═══ Documento de origem

Superior Tribunal de Justiça viabiliza aplicação da Lei Maria da Penha para mulheres trans. Ministros entendem que proteção deve ser garantida a mulheres que se identificam como tal, independente do sexo biológico

06 Abr 2022 - 15h02 | Atualizado em 06 Abr 2022 - 15h02
STJ permite aplicação da Lei Maria da Penha para mulheres trans Lorena Bueri

Em 2006, o ex-presidente Luiz Inácio Lula da Silva sancionou a lei nº 11.340, conhecida como Lei Maria da Penha. A mulher referida na lei, Maria da Penha Maia Fernandes, sofreu agressões e tentativas de feminicídio inúmeras vezes após se casar com Marco Antonio, o autor dos crimes, em 1976. Frente a tamanha violência, Maria da Penha lutou por justiça durante 19 anos, enquanto via um Estado inerte diante da gravidade do caso. 

Sua luta por justiça tomou uma nova configuração quando a lei foi sancionada, visto que a partir daí, mulheres vítimas de violência doméstica passariam a ter respaldo jurídico. Nas disposições da lei, consta que devem ser criados mecanismos para coibir e prevenir a violência doméstica e familiar contra as mulheres. A elas, deve ser assegurado o direito à vida, à segurança, à saúde, à alimentação e outros mais.

══════
═══ Dados fornecidos

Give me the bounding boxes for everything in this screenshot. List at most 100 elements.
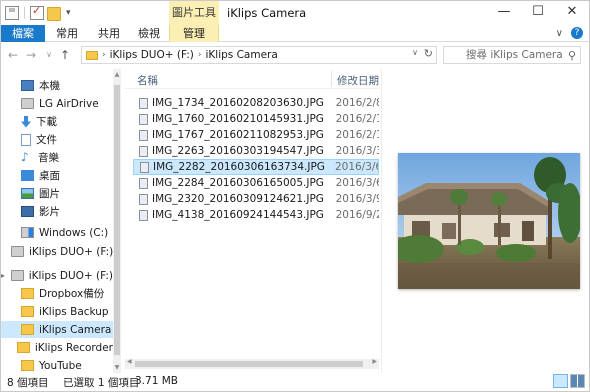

══════

● Conjunto de tarefas:
- 1) Traduza para o inglês a seguinte frase do texto sobre a Lei Maria da Penha: "Nas disposições da lei, consta que devem ser criados mecanismos para coibir e prevenir a violência doméstica e familiar contra as mulheres."
- 2) Redigite, sem alterações, o trecho do texto sobre a Lei Maria da Penha que começa em "06 Abr 2022 - 15h02 |" e termina em "gravidade do caso.".

● Resultados por tarefa:
- 1) The provisions of the law state that mechanisms must be created to curb and prevent domestic and family violence against women.

- 2)
06 Abr 2022 - 15h02 | Atualizado em 06 Abr 2022 - 15h02
STJ permite aplicação da Lei Maria da Penha para mulheres trans Lorena Bueri

Em 2006, o ex-presidente Luiz Inácio Lula da Silva sancionou a lei nº 11.340, conhecida como Lei Maria da Penha. A mulher referida na lei, Maria da Penha Maia Fernandes, sofreu agressões e tentativas de feminicídio inúmeras vezes após se casar com Marco Antonio, o autor dos crimes, em 1976. Frente a tamanha violência, Maria da Penha lutou por justiça durante 19 anos, enquanto via um Estado inerte diante da gravidade do caso.